_What is required:_
All of the data below must be repeated exactly.

[Recorded data]
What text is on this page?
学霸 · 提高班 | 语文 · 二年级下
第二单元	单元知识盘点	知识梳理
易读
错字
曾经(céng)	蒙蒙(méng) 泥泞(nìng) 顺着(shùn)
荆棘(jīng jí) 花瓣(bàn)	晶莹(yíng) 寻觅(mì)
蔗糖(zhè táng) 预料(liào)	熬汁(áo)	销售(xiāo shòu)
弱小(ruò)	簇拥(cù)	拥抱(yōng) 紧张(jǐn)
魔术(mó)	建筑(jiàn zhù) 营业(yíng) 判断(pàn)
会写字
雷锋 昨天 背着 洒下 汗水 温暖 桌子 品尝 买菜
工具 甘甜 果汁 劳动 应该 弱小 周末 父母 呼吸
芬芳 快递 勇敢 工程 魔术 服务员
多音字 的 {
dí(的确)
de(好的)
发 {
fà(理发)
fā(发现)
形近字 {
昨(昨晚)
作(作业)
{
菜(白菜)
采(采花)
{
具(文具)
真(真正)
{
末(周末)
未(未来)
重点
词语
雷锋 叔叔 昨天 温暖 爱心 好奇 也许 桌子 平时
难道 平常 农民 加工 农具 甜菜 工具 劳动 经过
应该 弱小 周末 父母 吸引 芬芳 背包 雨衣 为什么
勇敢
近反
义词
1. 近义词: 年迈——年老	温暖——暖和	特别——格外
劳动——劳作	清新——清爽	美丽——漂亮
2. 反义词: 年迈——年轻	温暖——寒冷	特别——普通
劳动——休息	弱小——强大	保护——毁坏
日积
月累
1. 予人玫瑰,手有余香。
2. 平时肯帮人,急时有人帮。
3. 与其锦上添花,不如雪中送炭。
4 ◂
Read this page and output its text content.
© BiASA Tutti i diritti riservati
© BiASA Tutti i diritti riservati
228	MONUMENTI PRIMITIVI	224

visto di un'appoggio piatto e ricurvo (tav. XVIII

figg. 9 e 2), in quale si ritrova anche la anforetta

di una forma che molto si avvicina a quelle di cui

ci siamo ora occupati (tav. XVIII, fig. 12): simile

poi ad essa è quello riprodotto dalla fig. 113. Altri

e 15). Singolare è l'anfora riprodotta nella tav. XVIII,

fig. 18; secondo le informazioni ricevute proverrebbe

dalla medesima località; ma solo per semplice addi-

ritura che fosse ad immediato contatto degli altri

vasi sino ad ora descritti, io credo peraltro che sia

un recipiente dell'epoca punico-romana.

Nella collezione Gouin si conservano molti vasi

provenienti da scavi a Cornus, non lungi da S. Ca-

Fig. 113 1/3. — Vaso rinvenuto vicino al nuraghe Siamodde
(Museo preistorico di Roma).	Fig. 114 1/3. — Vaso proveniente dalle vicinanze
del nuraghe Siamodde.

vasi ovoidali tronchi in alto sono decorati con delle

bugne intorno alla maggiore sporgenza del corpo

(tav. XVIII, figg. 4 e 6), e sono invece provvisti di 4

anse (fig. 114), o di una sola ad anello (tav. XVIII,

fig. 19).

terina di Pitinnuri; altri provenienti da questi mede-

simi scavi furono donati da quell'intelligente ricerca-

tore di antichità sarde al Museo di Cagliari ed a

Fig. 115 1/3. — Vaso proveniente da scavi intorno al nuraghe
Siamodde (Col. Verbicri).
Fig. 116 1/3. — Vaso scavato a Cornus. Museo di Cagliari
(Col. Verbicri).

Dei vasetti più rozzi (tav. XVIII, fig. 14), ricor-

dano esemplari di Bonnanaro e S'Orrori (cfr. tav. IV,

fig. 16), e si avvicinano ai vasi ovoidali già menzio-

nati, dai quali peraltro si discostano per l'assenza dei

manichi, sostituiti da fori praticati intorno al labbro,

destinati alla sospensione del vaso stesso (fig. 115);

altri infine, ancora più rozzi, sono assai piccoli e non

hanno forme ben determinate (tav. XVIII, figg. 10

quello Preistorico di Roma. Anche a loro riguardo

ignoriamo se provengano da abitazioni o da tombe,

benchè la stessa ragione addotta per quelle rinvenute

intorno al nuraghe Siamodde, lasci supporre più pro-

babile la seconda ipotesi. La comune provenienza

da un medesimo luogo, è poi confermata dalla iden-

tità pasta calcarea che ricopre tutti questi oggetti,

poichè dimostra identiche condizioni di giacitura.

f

_Exercise response:_
What text is on this page?
学霸 · 提高班 | 语文 · 二年级下
第二单元	单元知识盘点	知识梳理
易读
错字
曾经(céng)	蒙蒙(méng) 泥泞(nìng) 顺着(shùn)
荆棘(jīng jí) 花瓣(bàn)	晶莹(yíng) 寻觅(mì)
蔗糖(zhè táng) 预料(liào)	熬汁(áo)	销售(xiāo shòu)
弱小(ruò)	簇拥(cù)	拥抱(yōng) 紧张(jǐn)
魔术(mó)	建筑(jiàn zhù) 营业(yíng) 判断(pàn)
会写字
雷锋 昨天 背着 洒下 汗水 温暖 桌子 品尝 买菜
工具 甘甜 果汁 劳动 应该 弱小 周末 父母 呼吸
芬芳 快递 勇敢 工程 魔术 服务员
多音字 的 {
dí(的确)
de(好的)
发 {
fà(理发)
fā(发现)
形近字 {
昨(昨晚)
作(作业)
{
菜(白菜)
采(采花)
{
具(文具)
真(真正)
{
末(周末)
未(未来)
重点
词语
雷锋 叔叔 昨天 温暖 爱心 好奇 也许 桌子 平时
难道 平常 农民 加工 农具 甜菜 工具 劳动 经过
应该 弱小 周末 父母 吸引 芬芳 背包 雨衣 为什么
勇敢
近反
义词
1. 近义词: 年迈——年老	温暖——暖和	特别——格外
劳动——劳作	清新——清爽	美丽——漂亮
2. 反义词: 年迈——年轻	温暖——寒冷	特别——普通
劳动——休息	弱小——强大	保护——毁坏
日积
月累
1. 予人玫瑰,手有余香。
2. 平时肯帮人,急时有人帮。
3. 与其锦上添花,不如雪中送炭。
4 ◂
Read this page and output its text content.
© BiASA Tutti i diritti riservati
© BiASA Tutti i diritti riservati
228	MONUMENTI PRIMITIVI	224

visto di un'appoggio piatto e ricurvo (tav. XVIII

figg. 9 e 2), in quale si ritrova anche la anforetta

di una forma che molto si avvicina a quelle di cui

ci siamo ora occupati (tav. XVIII, fig. 12): simile

poi ad essa è quello riprodotto dalla fig. 113. Altri

e 15). Singolare è l'anfora riprodotta nella tav. XVIII,

fig. 18; secondo le informazioni ricevute proverrebbe

dalla medesima località; ma solo per semplice addi-

ritura che fosse ad immediato contatto degli altri

vasi sino ad ora descritti, io credo peraltro che sia

un recipiente dell'epoca punico-romana.

Nella collezione Gouin si conservano molti vasi

provenienti da scavi a Cornus, non lungi da S. Ca-

Fig. 113 1/3. — Vaso rinvenuto vicino al nuraghe Siamodde
(Museo preistorico di Roma).	Fig. 114 1/3. — Vaso proveniente dalle vicinanze
del nuraghe Siamodde.

vasi ovoidali tronchi in alto sono decorati con delle

bugne intorno alla maggiore sporgenza del corpo

(tav. XVIII, figg. 4 e 6), e sono invece provvisti di 4

anse (fig. 114), o di una sola ad anello (tav. XVIII,

fig. 19).

terina di Pitinnuri; altri provenienti da questi mede-

simi scavi furono donati da quell'intelligente ricerca-

tore di antichità sarde al Museo di Cagliari ed a

Fig. 115 1/3. — Vaso proveniente da scavi intorno al nuraghe
Siamodde (Col. Verbicri).
Fig. 116 1/3. — Vaso scavato a Cornus. Museo di Cagliari
(Col. Verbicri).

Dei vasetti più rozzi (tav. XVIII, fig. 14), ricor-

dano esemplari di Bonnanaro e S'Orrori (cfr. tav. IV,

fig. 16), e si avvicinano ai vasi ovoidali già menzio-

nati, dai quali peraltro si discostano per l'assenza dei

manichi, sostituiti da fori praticati intorno al labbro,

destinati alla sospensione del vaso stesso (fig. 115);

altri infine, ancora più rozzi, sono assai piccoli e non

hanno forme ben determinate (tav. XVIII, figg. 10

quello Preistorico di Roma. Anche a loro riguardo

ignoriamo se provengano da abitazioni o da tombe,

benchè la stessa ragione addotta per quelle rinvenute

intorno al nuraghe Siamodde, lasci supporre più pro-

babile la seconda ipotesi. La comune provenienza

da un medesimo luogo, è poi confermata dalla iden-

tità pasta calcarea che ricopre tutti questi oggetti,

poichè dimostra identiche condizioni di giacitura.

f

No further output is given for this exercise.